Dataset items
-=-=-
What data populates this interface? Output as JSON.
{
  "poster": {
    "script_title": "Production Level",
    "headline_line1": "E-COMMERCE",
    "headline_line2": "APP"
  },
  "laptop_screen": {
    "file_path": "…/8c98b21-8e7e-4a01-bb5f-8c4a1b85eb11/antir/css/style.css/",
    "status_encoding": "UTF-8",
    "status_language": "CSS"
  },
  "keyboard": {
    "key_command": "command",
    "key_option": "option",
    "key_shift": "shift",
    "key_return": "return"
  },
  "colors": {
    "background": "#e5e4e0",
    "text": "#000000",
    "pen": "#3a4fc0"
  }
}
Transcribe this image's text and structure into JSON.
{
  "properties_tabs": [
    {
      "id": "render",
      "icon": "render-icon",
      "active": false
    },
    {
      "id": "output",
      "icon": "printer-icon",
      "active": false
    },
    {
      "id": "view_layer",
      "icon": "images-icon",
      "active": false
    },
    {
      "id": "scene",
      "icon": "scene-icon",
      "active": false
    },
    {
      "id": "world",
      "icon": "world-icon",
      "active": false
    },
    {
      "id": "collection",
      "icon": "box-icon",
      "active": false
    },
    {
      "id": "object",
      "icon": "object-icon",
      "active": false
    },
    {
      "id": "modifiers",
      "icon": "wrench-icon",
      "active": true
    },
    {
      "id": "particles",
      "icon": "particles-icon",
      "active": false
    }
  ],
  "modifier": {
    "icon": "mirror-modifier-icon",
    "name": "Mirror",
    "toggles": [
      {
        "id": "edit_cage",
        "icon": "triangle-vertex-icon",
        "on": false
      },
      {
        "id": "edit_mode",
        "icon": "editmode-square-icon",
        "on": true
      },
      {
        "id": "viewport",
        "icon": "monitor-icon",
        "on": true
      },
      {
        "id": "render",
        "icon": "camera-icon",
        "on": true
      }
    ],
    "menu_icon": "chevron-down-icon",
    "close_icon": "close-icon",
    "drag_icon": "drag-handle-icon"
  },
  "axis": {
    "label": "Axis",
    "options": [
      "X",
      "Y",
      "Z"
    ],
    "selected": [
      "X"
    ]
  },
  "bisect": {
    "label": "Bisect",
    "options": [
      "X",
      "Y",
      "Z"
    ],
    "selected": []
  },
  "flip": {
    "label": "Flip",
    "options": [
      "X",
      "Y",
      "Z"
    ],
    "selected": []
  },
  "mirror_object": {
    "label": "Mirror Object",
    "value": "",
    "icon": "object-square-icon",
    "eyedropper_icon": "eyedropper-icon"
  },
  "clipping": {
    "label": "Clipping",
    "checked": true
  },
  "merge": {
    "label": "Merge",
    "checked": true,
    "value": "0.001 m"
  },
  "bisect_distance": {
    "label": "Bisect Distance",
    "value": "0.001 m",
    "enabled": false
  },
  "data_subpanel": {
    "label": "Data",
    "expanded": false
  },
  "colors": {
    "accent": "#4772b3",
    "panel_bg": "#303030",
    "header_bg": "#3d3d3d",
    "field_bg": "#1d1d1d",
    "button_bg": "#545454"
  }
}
-=-=-
* Aim *
In the entries above, how many lines hold the word "render"? State the number and nothing else.

* Expected output *
3